* 本文
- - -

かように決定した第2クラッチ伝達トルク容量目標値tTc2をクラッチコントローラ26へ供給し、このコントローラにより第2クラッチ7を、その伝達トルク容量が目標値tTc2に一致するよう締結制御する。
かように決定したモータ/ジェネレータ1のモータトルク目標値tTmをモータ/ジェネレータコントローラ25へ供給し、このコントローラによりモータ/ジェネレータ1を、そのモータトルクが目標値tTmに一致するよう駆動制御する。
電気(EV)走行モードで、モータ/ジェネレータ1のモータトルク目標値tTmに対し、モータ/ジェネレータ1が発生可能な最大モータトルクTmmaxから、ハイブリッド(HEV)走行モードへの切り替えに際して行うべきエンジン始動のために要求されるエンジン始動トルクTengstを差し引いたトルク値を上限とする上限値Tevulmt=Tmmax−Tengstを設定し、
同時に、第2クラッチ7の伝達トルク容量目標値tTc2に対しても、モータトルク目標値tTmに対すると同じ上限値Tevulmtを設定し、
電気(EV)走行中は、モータ/ジェネレータ1のモータトルクが上限値Tevulmtを越えないように制限すると共に、第2クラッチ7の伝達トルク容量が同じ上限値Tevulmtを越えないように制限するため、図13に示すように以下の作用効果が奏し得られる。
発進のために増大させるモータトルク目標値tTmがモータトルク上限値Tevulmt(図示では80Nm)に達する瞬時t2以後は、モータトルク目標値tTmがモータトルク上限値Tevulmtを超えることのないよう、モータトルク目標値tTmを図示のごとくモータトルク上限値Tevulmtに保って、電気(EV)走行中はモータトルク目標値tTmにエンジン始動トルクα=Tengst分の余裕を持たせておく。

- - -

* 記録データ
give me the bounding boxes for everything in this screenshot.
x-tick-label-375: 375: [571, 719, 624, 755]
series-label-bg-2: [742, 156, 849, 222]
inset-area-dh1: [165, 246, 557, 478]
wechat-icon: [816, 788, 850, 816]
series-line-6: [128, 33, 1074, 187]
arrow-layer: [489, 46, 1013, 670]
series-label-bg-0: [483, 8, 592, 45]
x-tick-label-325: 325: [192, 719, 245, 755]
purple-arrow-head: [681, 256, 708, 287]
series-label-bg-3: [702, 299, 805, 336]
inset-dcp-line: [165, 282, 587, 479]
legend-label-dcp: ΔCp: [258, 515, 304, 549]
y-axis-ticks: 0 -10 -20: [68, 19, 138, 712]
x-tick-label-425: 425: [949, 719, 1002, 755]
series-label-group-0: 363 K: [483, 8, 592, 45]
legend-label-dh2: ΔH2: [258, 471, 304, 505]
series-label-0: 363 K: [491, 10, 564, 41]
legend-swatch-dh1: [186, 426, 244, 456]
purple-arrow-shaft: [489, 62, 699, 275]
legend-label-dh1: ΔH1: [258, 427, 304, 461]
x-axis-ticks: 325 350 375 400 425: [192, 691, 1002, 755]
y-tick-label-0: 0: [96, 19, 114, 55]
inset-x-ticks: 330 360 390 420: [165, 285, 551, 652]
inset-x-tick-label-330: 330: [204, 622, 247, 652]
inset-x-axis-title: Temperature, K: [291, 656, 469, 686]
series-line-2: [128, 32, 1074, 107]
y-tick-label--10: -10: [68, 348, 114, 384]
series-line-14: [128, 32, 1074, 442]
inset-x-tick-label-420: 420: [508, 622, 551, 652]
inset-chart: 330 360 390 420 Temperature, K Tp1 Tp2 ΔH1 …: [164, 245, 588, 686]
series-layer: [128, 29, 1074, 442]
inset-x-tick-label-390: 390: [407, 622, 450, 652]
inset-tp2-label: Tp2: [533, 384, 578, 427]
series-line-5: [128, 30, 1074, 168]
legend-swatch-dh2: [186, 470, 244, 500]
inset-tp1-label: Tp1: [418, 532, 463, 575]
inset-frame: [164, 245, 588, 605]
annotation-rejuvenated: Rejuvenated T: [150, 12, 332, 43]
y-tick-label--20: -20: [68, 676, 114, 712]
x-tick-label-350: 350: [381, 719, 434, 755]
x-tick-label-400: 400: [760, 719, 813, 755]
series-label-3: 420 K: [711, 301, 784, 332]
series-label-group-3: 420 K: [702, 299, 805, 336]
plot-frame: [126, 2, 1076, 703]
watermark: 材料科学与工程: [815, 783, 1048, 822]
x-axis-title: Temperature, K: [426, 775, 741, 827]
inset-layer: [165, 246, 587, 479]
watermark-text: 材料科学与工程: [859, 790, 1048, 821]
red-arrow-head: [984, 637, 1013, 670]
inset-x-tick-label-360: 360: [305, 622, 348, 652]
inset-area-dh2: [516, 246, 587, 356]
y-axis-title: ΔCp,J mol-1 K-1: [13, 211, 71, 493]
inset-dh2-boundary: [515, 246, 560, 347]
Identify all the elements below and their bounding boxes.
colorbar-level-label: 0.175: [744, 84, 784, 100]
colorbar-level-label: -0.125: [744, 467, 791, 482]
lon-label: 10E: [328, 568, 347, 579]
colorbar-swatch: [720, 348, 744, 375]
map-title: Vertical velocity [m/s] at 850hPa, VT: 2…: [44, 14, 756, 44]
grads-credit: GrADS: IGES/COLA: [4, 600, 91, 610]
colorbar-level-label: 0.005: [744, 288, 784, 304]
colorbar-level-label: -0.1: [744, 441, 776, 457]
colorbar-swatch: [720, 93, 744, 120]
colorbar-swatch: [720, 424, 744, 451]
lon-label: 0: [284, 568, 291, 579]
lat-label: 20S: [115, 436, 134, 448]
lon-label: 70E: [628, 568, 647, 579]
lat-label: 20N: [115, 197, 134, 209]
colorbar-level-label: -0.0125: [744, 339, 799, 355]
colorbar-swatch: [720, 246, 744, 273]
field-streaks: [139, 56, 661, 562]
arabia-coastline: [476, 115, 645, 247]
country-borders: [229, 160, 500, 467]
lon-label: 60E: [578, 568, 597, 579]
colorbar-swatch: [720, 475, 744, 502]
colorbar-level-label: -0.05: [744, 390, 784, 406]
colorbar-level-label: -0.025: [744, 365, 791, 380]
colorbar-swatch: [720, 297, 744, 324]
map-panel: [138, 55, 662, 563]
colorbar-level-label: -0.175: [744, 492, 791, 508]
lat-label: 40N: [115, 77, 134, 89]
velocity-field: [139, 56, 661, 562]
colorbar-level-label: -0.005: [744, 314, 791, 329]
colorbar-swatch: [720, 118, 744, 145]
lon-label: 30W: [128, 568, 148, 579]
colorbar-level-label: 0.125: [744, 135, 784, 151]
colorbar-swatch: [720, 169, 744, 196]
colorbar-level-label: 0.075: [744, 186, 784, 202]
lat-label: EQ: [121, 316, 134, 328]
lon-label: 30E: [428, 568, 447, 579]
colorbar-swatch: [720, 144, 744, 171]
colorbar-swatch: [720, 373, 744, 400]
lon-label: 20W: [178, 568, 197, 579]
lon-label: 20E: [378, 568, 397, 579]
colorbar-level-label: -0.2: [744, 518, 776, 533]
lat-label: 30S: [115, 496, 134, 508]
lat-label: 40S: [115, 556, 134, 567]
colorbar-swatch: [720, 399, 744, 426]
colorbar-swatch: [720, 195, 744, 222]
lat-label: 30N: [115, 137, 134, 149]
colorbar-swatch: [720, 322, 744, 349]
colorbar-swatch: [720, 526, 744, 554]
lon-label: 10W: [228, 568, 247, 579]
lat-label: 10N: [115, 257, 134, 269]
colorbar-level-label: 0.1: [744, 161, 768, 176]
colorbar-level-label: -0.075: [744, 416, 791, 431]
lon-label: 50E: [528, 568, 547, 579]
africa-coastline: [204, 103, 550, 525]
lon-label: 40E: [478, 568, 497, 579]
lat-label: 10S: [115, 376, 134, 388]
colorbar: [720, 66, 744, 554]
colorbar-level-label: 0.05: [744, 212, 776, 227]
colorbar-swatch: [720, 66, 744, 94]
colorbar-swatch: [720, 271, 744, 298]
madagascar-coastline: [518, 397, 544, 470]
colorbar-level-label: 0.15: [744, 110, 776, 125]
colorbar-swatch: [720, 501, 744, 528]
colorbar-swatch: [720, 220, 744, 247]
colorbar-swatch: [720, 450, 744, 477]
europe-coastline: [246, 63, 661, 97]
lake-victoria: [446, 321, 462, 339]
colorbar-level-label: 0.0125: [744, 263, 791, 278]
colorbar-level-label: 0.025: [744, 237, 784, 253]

- - -

* 実施事項
本文のうち「電気(EV)走行モードで、モ」から「st分の余裕を持たせておく。」まで（両端を含む）を、一字も変えずに書き写すこと。 データは本文とは別個の資料である。

* 作業結果
電気(EV)走行モードで、モータ/ジェネレータ1のモータトルク目標値tTmに対し、モータ/ジェネレータ1が発生可能な最大モータトルクTmmaxから、ハイブリッド(HEV)走行モードへの切り替えに際して行うべきエンジン始動のために要求されるエンジン始動トルクTengstを差し引いたトルク値を上限とする上限値Tevulmt=Tmmax−Tengstを設定し、
同時に、第2クラッチ7の伝達トルク容量目標値tTc2に対しても、モータトルク目標値tTmに対すると同じ上限値Tevulmtを設定し、
電気(EV)走行中は、モータ/ジェネレータ1のモータトルクが上限値Tevulmtを越えないように制限すると共に、第2クラッチ7の伝達トルク容量が同じ上限値Tevulmtを越えないように制限するため、図13に示すように以下の作用効果が奏し得られる。
発進のために増大させるモータトルク目標値tTmがモータトルク上限値Tevulmt(図示では80Nm)に達する瞬時t2以後は、モータトルク目標値tTmがモータトルク上限値Tevulmtを超えることのないよう、モータトルク目標値tTmを図示のごとくモータトルク上限値Tevulmtに保って、電気(EV)走行中はモータトルク目標値tTmにエンジン始動トルクα=Tengst分の余裕を持たせておく。